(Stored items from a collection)
○ ○ ○ ○
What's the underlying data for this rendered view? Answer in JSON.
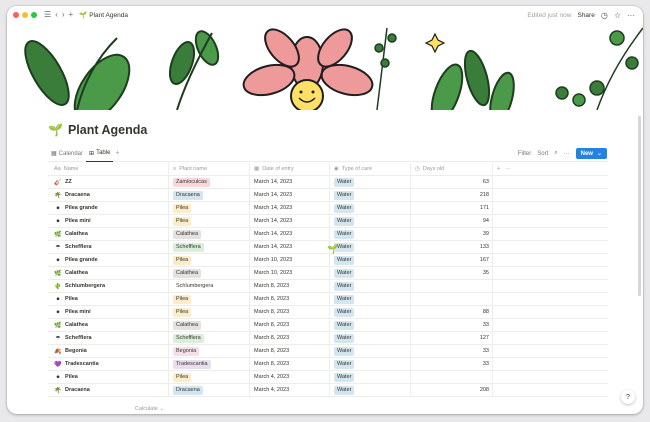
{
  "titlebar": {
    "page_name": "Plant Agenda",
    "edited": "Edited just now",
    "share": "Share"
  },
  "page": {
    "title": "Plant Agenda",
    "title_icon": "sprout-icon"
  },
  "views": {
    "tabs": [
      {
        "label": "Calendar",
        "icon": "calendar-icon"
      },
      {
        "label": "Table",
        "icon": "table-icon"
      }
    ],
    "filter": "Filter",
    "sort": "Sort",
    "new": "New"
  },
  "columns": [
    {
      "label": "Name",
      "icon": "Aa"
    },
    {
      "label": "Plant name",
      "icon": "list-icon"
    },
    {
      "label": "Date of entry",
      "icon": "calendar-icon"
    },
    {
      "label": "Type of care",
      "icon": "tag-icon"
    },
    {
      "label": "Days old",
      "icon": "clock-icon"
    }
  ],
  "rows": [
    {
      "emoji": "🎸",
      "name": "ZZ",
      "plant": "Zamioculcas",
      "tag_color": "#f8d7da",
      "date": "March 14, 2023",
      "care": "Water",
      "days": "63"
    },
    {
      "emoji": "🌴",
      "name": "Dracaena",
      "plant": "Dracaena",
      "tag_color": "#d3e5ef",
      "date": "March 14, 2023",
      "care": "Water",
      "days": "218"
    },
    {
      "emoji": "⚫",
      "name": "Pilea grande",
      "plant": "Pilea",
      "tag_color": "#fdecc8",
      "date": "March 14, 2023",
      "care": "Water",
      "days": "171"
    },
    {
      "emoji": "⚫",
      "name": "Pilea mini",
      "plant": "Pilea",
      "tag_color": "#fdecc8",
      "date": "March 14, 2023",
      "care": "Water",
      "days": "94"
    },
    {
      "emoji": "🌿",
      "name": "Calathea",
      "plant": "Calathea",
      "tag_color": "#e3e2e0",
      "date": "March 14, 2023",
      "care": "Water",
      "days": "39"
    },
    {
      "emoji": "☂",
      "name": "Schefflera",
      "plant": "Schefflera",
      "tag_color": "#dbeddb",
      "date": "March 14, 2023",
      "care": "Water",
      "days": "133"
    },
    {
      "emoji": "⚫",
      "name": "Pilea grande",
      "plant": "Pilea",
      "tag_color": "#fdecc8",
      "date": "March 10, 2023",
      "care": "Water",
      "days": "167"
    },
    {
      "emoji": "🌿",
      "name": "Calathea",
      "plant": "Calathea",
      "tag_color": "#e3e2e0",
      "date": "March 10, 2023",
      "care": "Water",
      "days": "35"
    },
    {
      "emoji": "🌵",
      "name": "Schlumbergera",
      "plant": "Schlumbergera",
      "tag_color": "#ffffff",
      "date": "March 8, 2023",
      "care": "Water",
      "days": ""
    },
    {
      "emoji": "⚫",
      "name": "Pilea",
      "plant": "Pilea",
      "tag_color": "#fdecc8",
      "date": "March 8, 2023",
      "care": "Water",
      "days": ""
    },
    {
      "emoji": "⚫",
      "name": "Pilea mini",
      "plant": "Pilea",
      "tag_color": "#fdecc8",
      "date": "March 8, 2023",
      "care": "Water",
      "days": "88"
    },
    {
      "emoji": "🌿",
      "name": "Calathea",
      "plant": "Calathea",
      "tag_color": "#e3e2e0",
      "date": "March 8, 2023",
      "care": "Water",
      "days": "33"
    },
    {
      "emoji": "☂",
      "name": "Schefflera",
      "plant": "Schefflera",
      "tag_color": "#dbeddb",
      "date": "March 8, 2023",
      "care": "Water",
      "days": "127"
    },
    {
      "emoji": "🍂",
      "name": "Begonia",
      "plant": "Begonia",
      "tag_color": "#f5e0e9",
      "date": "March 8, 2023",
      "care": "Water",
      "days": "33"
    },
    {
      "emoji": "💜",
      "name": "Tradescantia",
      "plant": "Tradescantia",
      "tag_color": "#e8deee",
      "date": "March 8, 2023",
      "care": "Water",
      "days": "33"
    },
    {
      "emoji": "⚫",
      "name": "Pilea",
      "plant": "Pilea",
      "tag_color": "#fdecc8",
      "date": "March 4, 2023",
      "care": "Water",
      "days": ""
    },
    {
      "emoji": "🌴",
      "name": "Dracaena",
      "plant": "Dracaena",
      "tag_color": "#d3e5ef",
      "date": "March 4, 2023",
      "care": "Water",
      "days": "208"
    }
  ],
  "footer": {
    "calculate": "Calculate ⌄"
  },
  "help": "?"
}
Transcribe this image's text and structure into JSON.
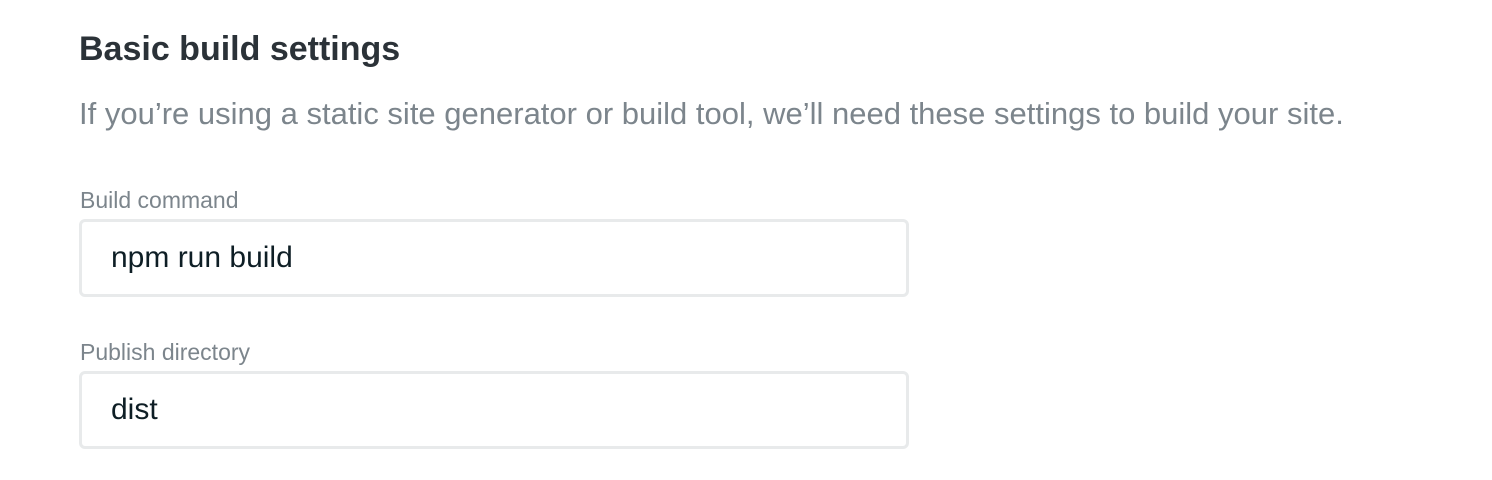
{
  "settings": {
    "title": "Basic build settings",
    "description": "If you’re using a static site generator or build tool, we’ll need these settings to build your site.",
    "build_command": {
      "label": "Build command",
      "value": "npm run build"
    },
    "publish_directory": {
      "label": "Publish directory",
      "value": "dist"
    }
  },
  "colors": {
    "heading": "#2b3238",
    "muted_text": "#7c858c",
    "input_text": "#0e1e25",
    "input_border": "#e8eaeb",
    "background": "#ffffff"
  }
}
○ ○ ○ ○
Extract the run of lines from the line holding "Transcribe this image's" through the final line of the material above, exactly and inclusively. Leave the pictures behind.

▸ **Answer to the exercise**
Transcribe this image's text and structure into JSON.
{
  "settings": {
    "title": "Basic build settings",
    "description": "If you’re using a static site generator or build tool, we’ll need these settings to build your site.",
    "build_command": {
      "label": "Build command",
      "value": "npm run build"
    },
    "publish_directory": {
      "label": "Publish directory",
      "value": "dist"
    }
  },
  "colors": {
    "heading": "#2b3238",
    "muted_text": "#7c858c",
    "input_text": "#0e1e25",
    "input_border": "#e8eaeb",
    "background": "#ffffff"
  }
}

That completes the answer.